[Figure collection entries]
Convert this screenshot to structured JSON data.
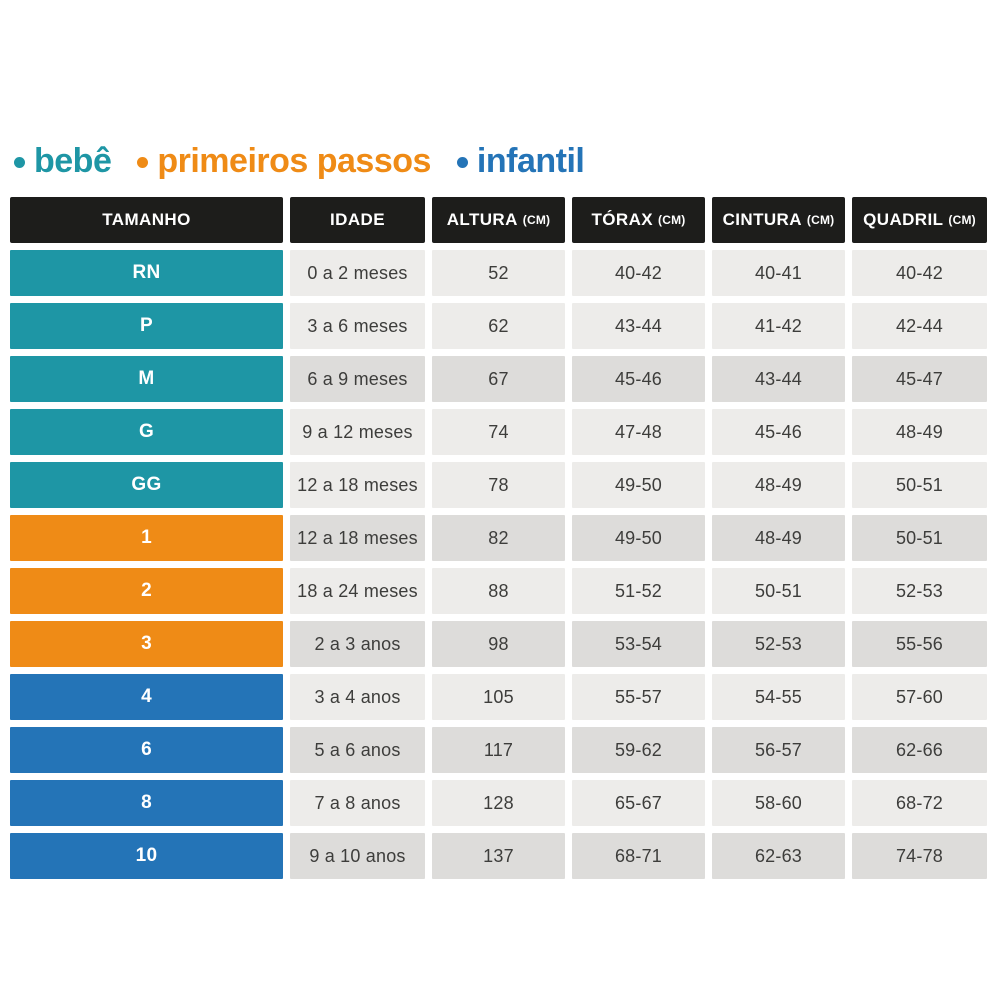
{
  "page": {
    "background": "#ffffff"
  },
  "legend": {
    "items": [
      {
        "label": "bebê",
        "color": "#1e96a5"
      },
      {
        "label": "primeiros passos",
        "color": "#ef8b16"
      },
      {
        "label": "infantil",
        "color": "#2474b7"
      }
    ]
  },
  "table": {
    "header": {
      "bg": "#1d1d1b",
      "text_color": "#ffffff",
      "columns": [
        {
          "label": "TAMANHO",
          "unit": ""
        },
        {
          "label": "IDADE",
          "unit": ""
        },
        {
          "label": "ALTURA",
          "unit": "(CM)"
        },
        {
          "label": "TÓRAX",
          "unit": "(CM)"
        },
        {
          "label": "CINTURA",
          "unit": "(CM)"
        },
        {
          "label": "QUADRIL",
          "unit": "(CM)"
        }
      ]
    },
    "group_colors": {
      "bebe": "#1e96a5",
      "primeiros_passos": "#ef8b16",
      "infantil": "#2474b7"
    },
    "row_shades": {
      "light": "#edecea",
      "dark": "#dddcda"
    },
    "rows": [
      {
        "tamanho": "RN",
        "group": "bebe",
        "idade": "0 a 2 meses",
        "altura": "52",
        "torax": "40-42",
        "cintura": "40-41",
        "quadril": "40-42",
        "shade": "light"
      },
      {
        "tamanho": "P",
        "group": "bebe",
        "idade": "3 a 6 meses",
        "altura": "62",
        "torax": "43-44",
        "cintura": "41-42",
        "quadril": "42-44",
        "shade": "light"
      },
      {
        "tamanho": "M",
        "group": "bebe",
        "idade": "6 a 9 meses",
        "altura": "67",
        "torax": "45-46",
        "cintura": "43-44",
        "quadril": "45-47",
        "shade": "dark"
      },
      {
        "tamanho": "G",
        "group": "bebe",
        "idade": "9 a 12 meses",
        "altura": "74",
        "torax": "47-48",
        "cintura": "45-46",
        "quadril": "48-49",
        "shade": "light"
      },
      {
        "tamanho": "GG",
        "group": "bebe",
        "idade": "12 a 18 meses",
        "altura": "78",
        "torax": "49-50",
        "cintura": "48-49",
        "quadril": "50-51",
        "shade": "light"
      },
      {
        "tamanho": "1",
        "group": "primeiros_passos",
        "idade": "12 a 18 meses",
        "altura": "82",
        "torax": "49-50",
        "cintura": "48-49",
        "quadril": "50-51",
        "shade": "dark"
      },
      {
        "tamanho": "2",
        "group": "primeiros_passos",
        "idade": "18 a 24 meses",
        "altura": "88",
        "torax": "51-52",
        "cintura": "50-51",
        "quadril": "52-53",
        "shade": "light"
      },
      {
        "tamanho": "3",
        "group": "primeiros_passos",
        "idade": "2 a 3 anos",
        "altura": "98",
        "torax": "53-54",
        "cintura": "52-53",
        "quadril": "55-56",
        "shade": "dark"
      },
      {
        "tamanho": "4",
        "group": "infantil",
        "idade": "3 a 4 anos",
        "altura": "105",
        "torax": "55-57",
        "cintura": "54-55",
        "quadril": "57-60",
        "shade": "light"
      },
      {
        "tamanho": "6",
        "group": "infantil",
        "idade": "5 a 6 anos",
        "altura": "117",
        "torax": "59-62",
        "cintura": "56-57",
        "quadril": "62-66",
        "shade": "dark"
      },
      {
        "tamanho": "8",
        "group": "infantil",
        "idade": "7 a 8 anos",
        "altura": "128",
        "torax": "65-67",
        "cintura": "58-60",
        "quadril": "68-72",
        "shade": "light"
      },
      {
        "tamanho": "10",
        "group": "infantil",
        "idade": "9 a 10 anos",
        "altura": "137",
        "torax": "68-71",
        "cintura": "62-63",
        "quadril": "74-78",
        "shade": "dark"
      }
    ]
  },
  "chart_data": {
    "type": "table",
    "title": "",
    "columns": [
      "TAMANHO",
      "IDADE",
      "ALTURA (CM)",
      "TÓRAX (CM)",
      "CINTURA (CM)",
      "QUADRIL (CM)"
    ],
    "rows": [
      [
        "RN",
        "0 a 2 meses",
        "52",
        "40-42",
        "40-41",
        "40-42"
      ],
      [
        "P",
        "3 a 6 meses",
        "62",
        "43-44",
        "41-42",
        "42-44"
      ],
      [
        "M",
        "6 a 9 meses",
        "67",
        "45-46",
        "43-44",
        "45-47"
      ],
      [
        "G",
        "9 a 12 meses",
        "74",
        "47-48",
        "45-46",
        "48-49"
      ],
      [
        "GG",
        "12 a 18 meses",
        "78",
        "49-50",
        "48-49",
        "50-51"
      ],
      [
        "1",
        "12 a 18 meses",
        "82",
        "49-50",
        "48-49",
        "50-51"
      ],
      [
        "2",
        "18 a 24 meses",
        "88",
        "51-52",
        "50-51",
        "52-53"
      ],
      [
        "3",
        "2 a 3 anos",
        "98",
        "53-54",
        "52-53",
        "55-56"
      ],
      [
        "4",
        "3 a 4 anos",
        "105",
        "55-57",
        "54-55",
        "57-60"
      ],
      [
        "6",
        "5 a 6 anos",
        "117",
        "59-62",
        "56-57",
        "62-66"
      ],
      [
        "8",
        "7 a 8 anos",
        "128",
        "65-67",
        "58-60",
        "68-72"
      ],
      [
        "10",
        "9 a 10 anos",
        "137",
        "68-71",
        "62-63",
        "74-78"
      ]
    ],
    "legend_entries": [
      "bebê",
      "primeiros passos",
      "infantil"
    ]
  }
}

What you need to do: Tally how many lines in the material above hold the word "label". Write only that number.

Reply to the exercise: 9